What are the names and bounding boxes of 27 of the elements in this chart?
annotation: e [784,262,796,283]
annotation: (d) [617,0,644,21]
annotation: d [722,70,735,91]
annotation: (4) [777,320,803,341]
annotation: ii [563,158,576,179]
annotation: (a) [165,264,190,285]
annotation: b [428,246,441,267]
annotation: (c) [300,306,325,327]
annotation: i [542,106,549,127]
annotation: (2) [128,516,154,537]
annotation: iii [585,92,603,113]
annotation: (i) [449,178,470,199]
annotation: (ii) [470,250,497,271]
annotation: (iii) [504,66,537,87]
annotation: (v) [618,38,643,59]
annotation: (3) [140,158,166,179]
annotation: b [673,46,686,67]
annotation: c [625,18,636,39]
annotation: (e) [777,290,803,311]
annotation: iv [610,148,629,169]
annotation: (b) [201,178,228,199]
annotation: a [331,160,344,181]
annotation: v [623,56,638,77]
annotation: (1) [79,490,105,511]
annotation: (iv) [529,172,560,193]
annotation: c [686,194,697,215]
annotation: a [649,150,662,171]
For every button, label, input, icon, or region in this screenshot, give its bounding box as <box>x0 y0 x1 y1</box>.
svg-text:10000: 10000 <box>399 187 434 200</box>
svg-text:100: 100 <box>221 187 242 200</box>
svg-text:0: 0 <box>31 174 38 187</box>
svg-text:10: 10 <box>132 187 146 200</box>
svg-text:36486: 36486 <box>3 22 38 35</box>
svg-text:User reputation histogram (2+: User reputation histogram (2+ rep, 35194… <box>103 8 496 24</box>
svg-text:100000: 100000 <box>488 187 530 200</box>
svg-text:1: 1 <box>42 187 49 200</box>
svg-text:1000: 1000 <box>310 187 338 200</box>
********
OPIS ZADANIA -
Przepisz fragment listingu od jego początku aż do wiersza z "annotation: a [649,150,662,171]" włącznie, zamieniając w nim "annotation" na "label" i nie zmieniając niczego poza tym.

WYNIK PONIŻEJ -
What are the names and bounding boxes of 27 of the elements in this chart?
label: e [784,262,796,283]
label: (d) [617,0,644,21]
label: d [722,70,735,91]
label: (4) [777,320,803,341]
label: ii [563,158,576,179]
label: (a) [165,264,190,285]
label: b [428,246,441,267]
label: (c) [300,306,325,327]
label: i [542,106,549,127]
label: (2) [128,516,154,537]
label: iii [585,92,603,113]
label: (i) [449,178,470,199]
label: (ii) [470,250,497,271]
label: (iii) [504,66,537,87]
label: (v) [618,38,643,59]
label: (3) [140,158,166,179]
label: b [673,46,686,67]
label: c [625,18,636,39]
label: (e) [777,290,803,311]
label: iv [610,148,629,169]
label: (b) [201,178,228,199]
label: a [331,160,344,181]
label: v [623,56,638,77]
label: (1) [79,490,105,511]
label: (iv) [529,172,560,193]
label: c [686,194,697,215]
label: a [649,150,662,171]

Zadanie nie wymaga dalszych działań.